§ WORK INSTRUCTIONS: Reproduce each of the following lines without any change.

§ PROVIDED DATA:
::::::

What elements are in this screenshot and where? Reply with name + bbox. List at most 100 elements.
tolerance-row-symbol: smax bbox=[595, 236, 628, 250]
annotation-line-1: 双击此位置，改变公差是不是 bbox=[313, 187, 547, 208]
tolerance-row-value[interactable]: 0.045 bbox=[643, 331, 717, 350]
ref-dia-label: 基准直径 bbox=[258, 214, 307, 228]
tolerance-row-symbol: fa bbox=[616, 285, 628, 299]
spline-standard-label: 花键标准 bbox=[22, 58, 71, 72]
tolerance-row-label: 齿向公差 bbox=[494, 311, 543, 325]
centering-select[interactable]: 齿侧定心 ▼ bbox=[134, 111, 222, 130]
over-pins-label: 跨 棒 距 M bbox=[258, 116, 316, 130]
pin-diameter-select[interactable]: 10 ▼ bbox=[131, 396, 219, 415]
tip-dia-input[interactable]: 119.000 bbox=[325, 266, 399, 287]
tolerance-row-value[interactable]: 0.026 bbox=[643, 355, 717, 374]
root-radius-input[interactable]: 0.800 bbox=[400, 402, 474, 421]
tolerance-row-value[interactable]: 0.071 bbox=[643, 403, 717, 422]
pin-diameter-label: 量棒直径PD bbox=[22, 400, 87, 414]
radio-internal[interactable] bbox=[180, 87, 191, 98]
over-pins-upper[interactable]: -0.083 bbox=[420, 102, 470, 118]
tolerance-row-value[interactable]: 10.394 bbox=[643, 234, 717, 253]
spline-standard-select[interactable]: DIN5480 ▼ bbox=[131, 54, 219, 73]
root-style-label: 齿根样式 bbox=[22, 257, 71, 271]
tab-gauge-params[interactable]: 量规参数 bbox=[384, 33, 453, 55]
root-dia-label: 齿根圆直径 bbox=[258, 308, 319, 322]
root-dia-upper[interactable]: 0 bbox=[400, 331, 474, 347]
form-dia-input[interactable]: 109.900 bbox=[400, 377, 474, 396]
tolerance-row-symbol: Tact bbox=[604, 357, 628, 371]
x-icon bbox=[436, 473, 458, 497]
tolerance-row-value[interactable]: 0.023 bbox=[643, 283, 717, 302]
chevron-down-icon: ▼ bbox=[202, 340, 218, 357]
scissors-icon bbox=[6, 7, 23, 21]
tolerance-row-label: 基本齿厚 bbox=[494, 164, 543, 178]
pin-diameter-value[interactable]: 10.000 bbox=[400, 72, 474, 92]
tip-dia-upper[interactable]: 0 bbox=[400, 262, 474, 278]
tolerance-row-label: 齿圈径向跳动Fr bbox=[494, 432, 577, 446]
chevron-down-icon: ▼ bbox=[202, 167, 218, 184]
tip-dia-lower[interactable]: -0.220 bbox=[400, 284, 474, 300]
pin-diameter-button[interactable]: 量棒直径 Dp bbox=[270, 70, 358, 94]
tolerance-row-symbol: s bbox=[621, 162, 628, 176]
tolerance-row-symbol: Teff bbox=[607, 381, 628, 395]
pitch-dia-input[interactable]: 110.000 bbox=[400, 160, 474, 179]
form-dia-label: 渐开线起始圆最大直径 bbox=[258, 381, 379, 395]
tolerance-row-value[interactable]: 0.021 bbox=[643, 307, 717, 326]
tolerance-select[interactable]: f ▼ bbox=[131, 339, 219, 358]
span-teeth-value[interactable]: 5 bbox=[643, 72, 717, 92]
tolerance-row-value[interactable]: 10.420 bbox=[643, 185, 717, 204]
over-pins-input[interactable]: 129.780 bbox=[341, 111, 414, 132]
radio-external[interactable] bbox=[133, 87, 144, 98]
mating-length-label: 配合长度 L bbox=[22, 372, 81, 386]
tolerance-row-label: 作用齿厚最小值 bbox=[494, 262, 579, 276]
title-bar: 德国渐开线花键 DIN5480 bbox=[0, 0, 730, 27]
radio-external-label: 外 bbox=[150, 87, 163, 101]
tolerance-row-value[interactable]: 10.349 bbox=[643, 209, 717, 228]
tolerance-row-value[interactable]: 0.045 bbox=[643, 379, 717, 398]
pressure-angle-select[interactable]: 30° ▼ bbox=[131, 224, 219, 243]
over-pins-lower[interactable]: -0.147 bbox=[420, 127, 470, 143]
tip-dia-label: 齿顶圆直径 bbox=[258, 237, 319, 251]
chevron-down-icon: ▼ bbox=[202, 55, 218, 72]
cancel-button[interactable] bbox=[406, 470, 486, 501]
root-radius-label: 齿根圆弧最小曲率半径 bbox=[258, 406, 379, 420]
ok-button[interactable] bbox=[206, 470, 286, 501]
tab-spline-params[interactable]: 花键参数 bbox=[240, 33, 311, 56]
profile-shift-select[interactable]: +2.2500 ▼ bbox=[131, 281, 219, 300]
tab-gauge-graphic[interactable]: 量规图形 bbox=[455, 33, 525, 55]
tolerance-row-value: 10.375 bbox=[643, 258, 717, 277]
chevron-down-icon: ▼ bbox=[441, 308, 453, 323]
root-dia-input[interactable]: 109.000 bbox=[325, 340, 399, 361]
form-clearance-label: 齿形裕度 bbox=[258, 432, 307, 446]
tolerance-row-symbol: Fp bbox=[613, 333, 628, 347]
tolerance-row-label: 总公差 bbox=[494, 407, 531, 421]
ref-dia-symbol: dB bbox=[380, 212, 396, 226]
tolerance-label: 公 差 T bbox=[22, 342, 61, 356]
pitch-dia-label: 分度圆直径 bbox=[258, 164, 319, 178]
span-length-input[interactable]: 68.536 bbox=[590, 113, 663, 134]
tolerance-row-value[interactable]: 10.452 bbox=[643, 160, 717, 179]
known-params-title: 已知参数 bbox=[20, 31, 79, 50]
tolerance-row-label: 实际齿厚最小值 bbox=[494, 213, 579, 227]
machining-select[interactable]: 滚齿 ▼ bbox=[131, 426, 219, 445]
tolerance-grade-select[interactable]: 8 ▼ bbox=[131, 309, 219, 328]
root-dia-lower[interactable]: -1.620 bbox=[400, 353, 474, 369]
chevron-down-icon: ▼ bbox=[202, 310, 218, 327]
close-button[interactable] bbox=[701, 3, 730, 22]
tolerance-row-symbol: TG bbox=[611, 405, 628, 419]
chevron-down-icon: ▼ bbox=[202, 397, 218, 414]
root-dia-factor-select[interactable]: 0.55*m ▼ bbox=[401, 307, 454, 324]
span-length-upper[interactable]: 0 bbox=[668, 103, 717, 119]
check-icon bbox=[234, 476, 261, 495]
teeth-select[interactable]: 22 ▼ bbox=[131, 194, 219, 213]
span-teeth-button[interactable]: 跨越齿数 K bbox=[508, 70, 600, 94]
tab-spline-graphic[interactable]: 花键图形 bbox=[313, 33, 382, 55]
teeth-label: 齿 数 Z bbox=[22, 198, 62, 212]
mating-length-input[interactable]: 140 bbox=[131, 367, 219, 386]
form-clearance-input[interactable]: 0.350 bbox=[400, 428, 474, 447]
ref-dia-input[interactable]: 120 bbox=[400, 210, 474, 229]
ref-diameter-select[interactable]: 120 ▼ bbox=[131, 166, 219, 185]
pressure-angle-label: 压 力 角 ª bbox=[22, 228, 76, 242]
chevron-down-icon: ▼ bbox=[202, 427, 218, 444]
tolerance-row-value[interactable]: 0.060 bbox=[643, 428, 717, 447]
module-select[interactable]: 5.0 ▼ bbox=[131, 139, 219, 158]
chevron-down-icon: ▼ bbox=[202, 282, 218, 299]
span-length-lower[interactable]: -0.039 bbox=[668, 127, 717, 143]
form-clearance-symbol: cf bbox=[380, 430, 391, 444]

::::::

§ RESPONSE FOR THIS EXERCISE:
What elements are in this screenshot and where? Reply with name + bbox. List at most 100 elements.
tolerance-row-symbol: smax bbox=[595, 236, 628, 250]
annotation-line-1: 双击此位置，改变公差是不是 bbox=[313, 187, 547, 208]
tolerance-row-value[interactable]: 0.045 bbox=[643, 331, 717, 350]
ref-dia-label: 基准直径 bbox=[258, 214, 307, 228]
tolerance-row-symbol: fa bbox=[616, 285, 628, 299]
spline-standard-label: 花键标准 bbox=[22, 58, 71, 72]
tolerance-row-label: 齿向公差 bbox=[494, 311, 543, 325]
centering-select[interactable]: 齿侧定心 ▼ bbox=[134, 111, 222, 130]
over-pins-label: 跨 棒 距 M bbox=[258, 116, 316, 130]
pin-diameter-select[interactable]: 10 ▼ bbox=[131, 396, 219, 415]
tip-dia-input[interactable]: 119.000 bbox=[325, 266, 399, 287]
tolerance-row-value[interactable]: 0.026 bbox=[643, 355, 717, 374]
root-radius-input[interactable]: 0.800 bbox=[400, 402, 474, 421]
tolerance-row-value[interactable]: 0.071 bbox=[643, 403, 717, 422]
pin-diameter-label: 量棒直径PD bbox=[22, 400, 87, 414]
radio-internal[interactable] bbox=[180, 87, 191, 98]
over-pins-upper[interactable]: -0.083 bbox=[420, 102, 470, 118]
tolerance-row-value[interactable]: 10.394 bbox=[643, 234, 717, 253]
spline-standard-select[interactable]: DIN5480 ▼ bbox=[131, 54, 219, 73]
root-style-label: 齿根样式 bbox=[22, 257, 71, 271]
tab-gauge-params[interactable]: 量规参数 bbox=[384, 33, 453, 55]
root-dia-label: 齿根圆直径 bbox=[258, 308, 319, 322]
root-dia-upper[interactable]: 0 bbox=[400, 331, 474, 347]
form-dia-input[interactable]: 109.900 bbox=[400, 377, 474, 396]
tolerance-row-symbol: Tact bbox=[604, 357, 628, 371]
x-icon bbox=[436, 473, 458, 497]
tolerance-row-value[interactable]: 0.023 bbox=[643, 283, 717, 302]
chevron-down-icon: ▼ bbox=[202, 340, 218, 357]
scissors-icon bbox=[6, 7, 23, 21]
tolerance-row-label: 基本齿厚 bbox=[494, 164, 543, 178]
pin-diameter-value[interactable]: 10.000 bbox=[400, 72, 474, 92]
tip-dia-upper[interactable]: 0 bbox=[400, 262, 474, 278]
tolerance-row-label: 齿圈径向跳动Fr bbox=[494, 432, 577, 446]
chevron-down-icon: ▼ bbox=[202, 167, 218, 184]
tip-dia-lower[interactable]: -0.220 bbox=[400, 284, 474, 300]
pin-diameter-button[interactable]: 量棒直径 Dp bbox=[270, 70, 358, 94]
tolerance-row-symbol: s bbox=[621, 162, 628, 176]
tolerance-row-symbol: Teff bbox=[607, 381, 628, 395]
pitch-dia-input[interactable]: 110.000 bbox=[400, 160, 474, 179]
form-dia-label: 渐开线起始圆最大直径 bbox=[258, 381, 379, 395]
tolerance-row-value[interactable]: 0.021 bbox=[643, 307, 717, 326]
tolerance-select[interactable]: f ▼ bbox=[131, 339, 219, 358]
span-teeth-value[interactable]: 5 bbox=[643, 72, 717, 92]
tolerance-row-value[interactable]: 10.420 bbox=[643, 185, 717, 204]
over-pins-input[interactable]: 129.780 bbox=[341, 111, 414, 132]
radio-external[interactable] bbox=[133, 87, 144, 98]
mating-length-label: 配合长度 L bbox=[22, 372, 81, 386]
tolerance-row-label: 作用齿厚最小值 bbox=[494, 262, 579, 276]
title-bar: 德国渐开线花键 DIN5480 bbox=[0, 0, 730, 27]
radio-external-label: 外 bbox=[150, 87, 163, 101]
tolerance-row-value[interactable]: 10.349 bbox=[643, 209, 717, 228]
tolerance-row-value[interactable]: 0.045 bbox=[643, 379, 717, 398]
pressure-angle-select[interactable]: 30° ▼ bbox=[131, 224, 219, 243]
over-pins-lower[interactable]: -0.147 bbox=[420, 127, 470, 143]
tip-dia-label: 齿顶圆直径 bbox=[258, 237, 319, 251]
chevron-down-icon: ▼ bbox=[202, 55, 218, 72]
cancel-button[interactable] bbox=[406, 470, 486, 501]
root-radius-label: 齿根圆弧最小曲率半径 bbox=[258, 406, 379, 420]
ok-button[interactable] bbox=[206, 470, 286, 501]
tab-spline-params[interactable]: 花键参数 bbox=[240, 33, 311, 56]
profile-shift-select[interactable]: +2.2500 ▼ bbox=[131, 281, 219, 300]
tab-gauge-graphic[interactable]: 量规图形 bbox=[455, 33, 525, 55]
tolerance-row-value: 10.375 bbox=[643, 258, 717, 277]
chevron-down-icon: ▼ bbox=[441, 308, 453, 323]
root-dia-input[interactable]: 109.000 bbox=[325, 340, 399, 361]
form-clearance-label: 齿形裕度 bbox=[258, 432, 307, 446]
tolerance-row-symbol: Fp bbox=[613, 333, 628, 347]
tolerance-row-label: 总公差 bbox=[494, 407, 531, 421]
ref-dia-symbol: dB bbox=[380, 212, 396, 226]
tolerance-label: 公 差 T bbox=[22, 342, 61, 356]
pitch-dia-label: 分度圆直径 bbox=[258, 164, 319, 178]
span-length-input[interactable]: 68.536 bbox=[590, 113, 663, 134]
tolerance-row-value[interactable]: 10.452 bbox=[643, 160, 717, 179]
known-params-title: 已知参数 bbox=[20, 31, 79, 50]
tolerance-row-label: 实际齿厚最小值 bbox=[494, 213, 579, 227]
machining-select[interactable]: 滚齿 ▼ bbox=[131, 426, 219, 445]
tolerance-grade-select[interactable]: 8 ▼ bbox=[131, 309, 219, 328]
root-dia-lower[interactable]: -1.620 bbox=[400, 353, 474, 369]
chevron-down-icon: ▼ bbox=[202, 310, 218, 327]
close-button[interactable] bbox=[701, 3, 730, 22]
tolerance-row-symbol: TG bbox=[611, 405, 628, 419]
chevron-down-icon: ▼ bbox=[202, 397, 218, 414]
root-dia-factor-select[interactable]: 0.55*m ▼ bbox=[401, 307, 454, 324]
span-length-upper[interactable]: 0 bbox=[668, 103, 717, 119]
check-icon bbox=[234, 476, 261, 495]
teeth-select[interactable]: 22 ▼ bbox=[131, 194, 219, 213]
span-teeth-button[interactable]: 跨越齿数 K bbox=[508, 70, 600, 94]
tab-spline-graphic[interactable]: 花键图形 bbox=[313, 33, 382, 55]
teeth-label: 齿 数 Z bbox=[22, 198, 62, 212]
mating-length-input[interactable]: 140 bbox=[131, 367, 219, 386]
form-clearance-input[interactable]: 0.350 bbox=[400, 428, 474, 447]
ref-dia-input[interactable]: 120 bbox=[400, 210, 474, 229]
ref-diameter-select[interactable]: 120 ▼ bbox=[131, 166, 219, 185]
pressure-angle-label: 压 力 角 ª bbox=[22, 228, 76, 242]
chevron-down-icon: ▼ bbox=[202, 427, 218, 444]
tolerance-row-value[interactable]: 0.060 bbox=[643, 428, 717, 447]
module-select[interactable]: 5.0 ▼ bbox=[131, 139, 219, 158]
chevron-down-icon: ▼ bbox=[202, 282, 218, 299]
span-length-lower[interactable]: -0.039 bbox=[668, 127, 717, 143]
form-clearance-symbol: cf bbox=[380, 430, 391, 444]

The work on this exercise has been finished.